Exercise task —
Keep the pictures out of the copy and print all the entries below exactly.

[Stored data]
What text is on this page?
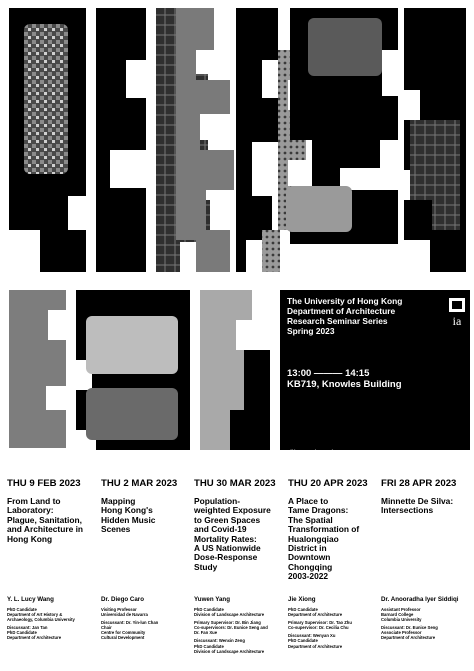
The University of Hong Kong
Department of Architecture
Research Seminar Series
Spring 2023
ia
13:00 ——— 14:15
KB719, Knowles Building
All interested are welcome.
Enquiry: hkuniche@hku.hk
THU 9 FEB 2023
From Land to
Laboratory:
Plague, Sanitation,
and Architecture in
Hong Kong
Y. L. Lucy Wang
PhD Candidate
Department of Art History &
Archaeology, Columbia University
Discussant: Jan Tan
PhD Candidate
Department of Architecture
THU 2 MAR 2023
Mapping
Hong Kong's
Hidden Music
Scenes
Dr. Diego Caro
Visiting Professor
Universidad de Navarra
Discussant: Dr. Yin-lun Chan
Chair
Centre for Community
Cultural Development
THU 30 MAR 2023
Population-
weighted Exposure
to Green Spaces
and Covid-19
Mortality Rates:
A US Nationwide
Dose-Response
Study
Yuwen Yang
PhD Candidate
Division of Landscape Architecture
Primary Supervisor: Dr. Bin Jiang
Co-supervisors: Dr. Eunice Seng and
Dr. Fan Xue
Discussant: Wenxin Zeng
PhD Candidate
Division of Landscape Architecture
THU 20 APR 2023
A Place to
Tame Dragons:
The Spatial
Transformation of
Hualongqiao
District in
Downtown
Chongqing
2003-2022
Jie Xiong
PhD Candidate
Department of Architecture
Primary Supervisor: Dr. Tao Zhu
Co-supervisor: Dr. Cecilia Chu
Discussant: Wenyan Xu
PhD Candidate
Department of Architecture
FRI 28 APR 2023
Minnette De Silva:
Intersections
Dr. Anooradha Iyer Siddiqi
Assistant Professor
Barnard College
Columbia University
Discussant: Dr. Eunice Seng
Associate Professor
Department of Architecture
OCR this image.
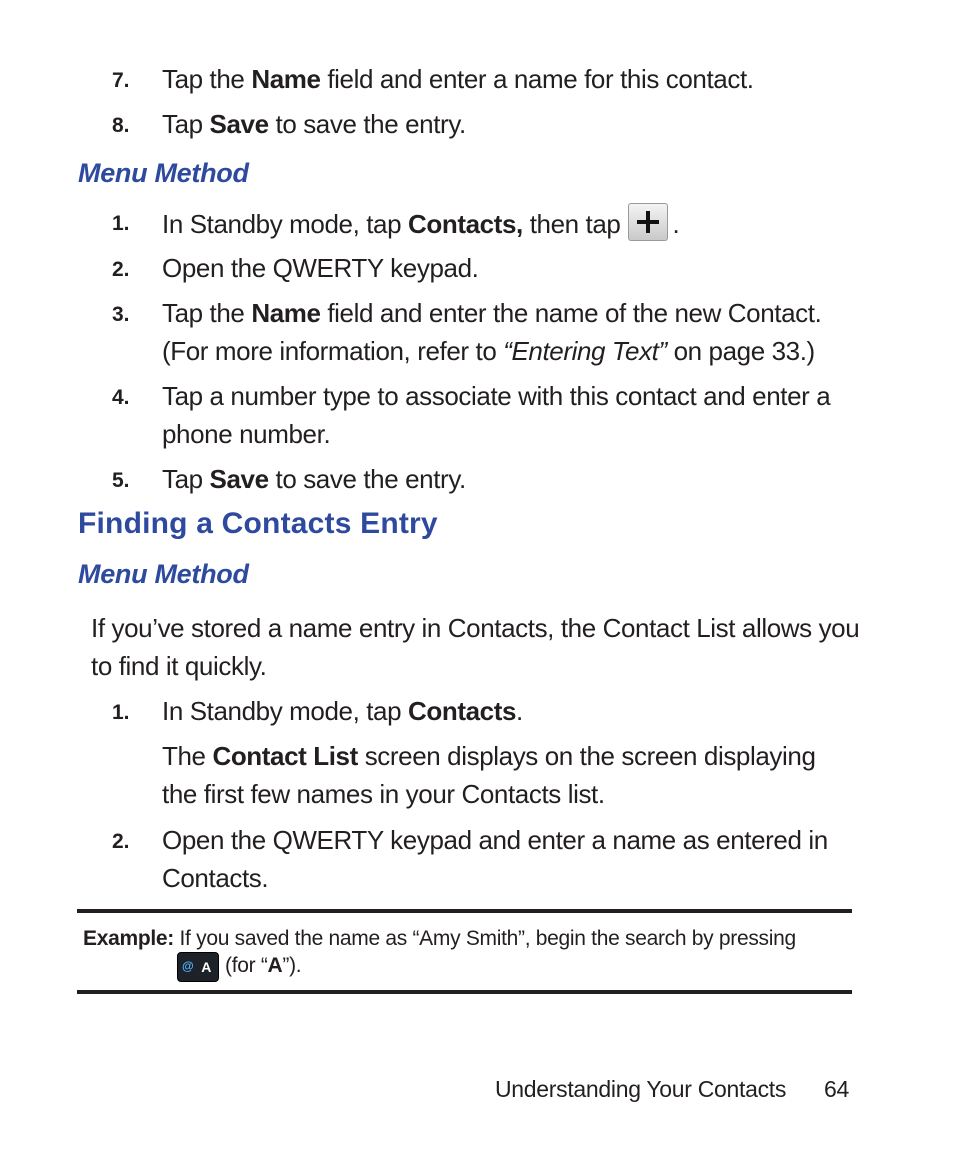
7. Tap the Name field and enter a name for this contact.
8. Tap Save to save the entry.
Menu Method
1. In Standby mode, tap Contacts, then tap .
2. Open the QWERTY keypad.
3. Tap the Name field and enter the name of the new Contact. (For more information, refer to “Entering Text” on page 33.)
4. Tap a number type to associate with this contact and enter a phone number.
5. Tap Save to save the entry.
Finding a Contacts Entry
Menu Method
If you’ve stored a name entry in Contacts, the Contact List allows you to find it quickly.
1. In Standby mode, tap Contacts.
The Contact List screen displays on the screen displaying the first few names in your Contacts list.
2. Open the QWERTY keypad and enter a name as entered in Contacts.
Example: If you saved the name as “Amy Smith”, begin the search by pressing

@ A (for “A”).
Understanding Your Contacts 64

Solution for this task —
What text is on this page?
The University of Hong Kong
Department of Architecture
Research Seminar Series
Spring 2023
ia
13:00 ——— 14:15
KB719, Knowles Building
All interested are welcome.
Enquiry: hkuniche@hku.hk
THU 9 FEB 2023
From Land to
Laboratory:
Plague, Sanitation,
and Architecture in
Hong Kong
Y. L. Lucy Wang
PhD Candidate
Department of Art History &
Archaeology, Columbia University
Discussant: Jan Tan
PhD Candidate
Department of Architecture
THU 2 MAR 2023
Mapping
Hong Kong's
Hidden Music
Scenes
Dr. Diego Caro
Visiting Professor
Universidad de Navarra
Discussant: Dr. Yin-lun Chan
Chair
Centre for Community
Cultural Development
THU 30 MAR 2023
Population-
weighted Exposure
to Green Spaces
and Covid-19
Mortality Rates:
A US Nationwide
Dose-Response
Study
Yuwen Yang
PhD Candidate
Division of Landscape Architecture
Primary Supervisor: Dr. Bin Jiang
Co-supervisors: Dr. Eunice Seng and
Dr. Fan Xue
Discussant: Wenxin Zeng
PhD Candidate
Division of Landscape Architecture
THU 20 APR 2023
A Place to
Tame Dragons:
The Spatial
Transformation of
Hualongqiao
District in
Downtown
Chongqing
2003-2022
Jie Xiong
PhD Candidate
Department of Architecture
Primary Supervisor: Dr. Tao Zhu
Co-supervisor: Dr. Cecilia Chu
Discussant: Wenyan Xu
PhD Candidate
Department of Architecture
FRI 28 APR 2023
Minnette De Silva:
Intersections
Dr. Anooradha Iyer Siddiqi
Assistant Professor
Barnard College
Columbia University
Discussant: Dr. Eunice Seng
Associate Professor
Department of Architecture
OCR this image.
7. Tap the Name field and enter a name for this contact.
8. Tap Save to save the entry.
Menu Method
1. In Standby mode, tap Contacts, then tap .
2. Open the QWERTY keypad.
3. Tap the Name field and enter the name of the new Contact. (For more information, refer to “Entering Text” on page 33.)
4. Tap a number type to associate with this contact and enter a phone number.
5. Tap Save to save the entry.
Finding a Contacts Entry
Menu Method
If you’ve stored a name entry in Contacts, the Contact List allows you to find it quickly.
1. In Standby mode, tap Contacts.
The Contact List screen displays on the screen displaying the first few names in your Contacts list.
2. Open the QWERTY keypad and enter a name as entered in Contacts.
Example: If you saved the name as “Amy Smith”, begin the search by pressing

@ A (for “A”).
Understanding Your Contacts 64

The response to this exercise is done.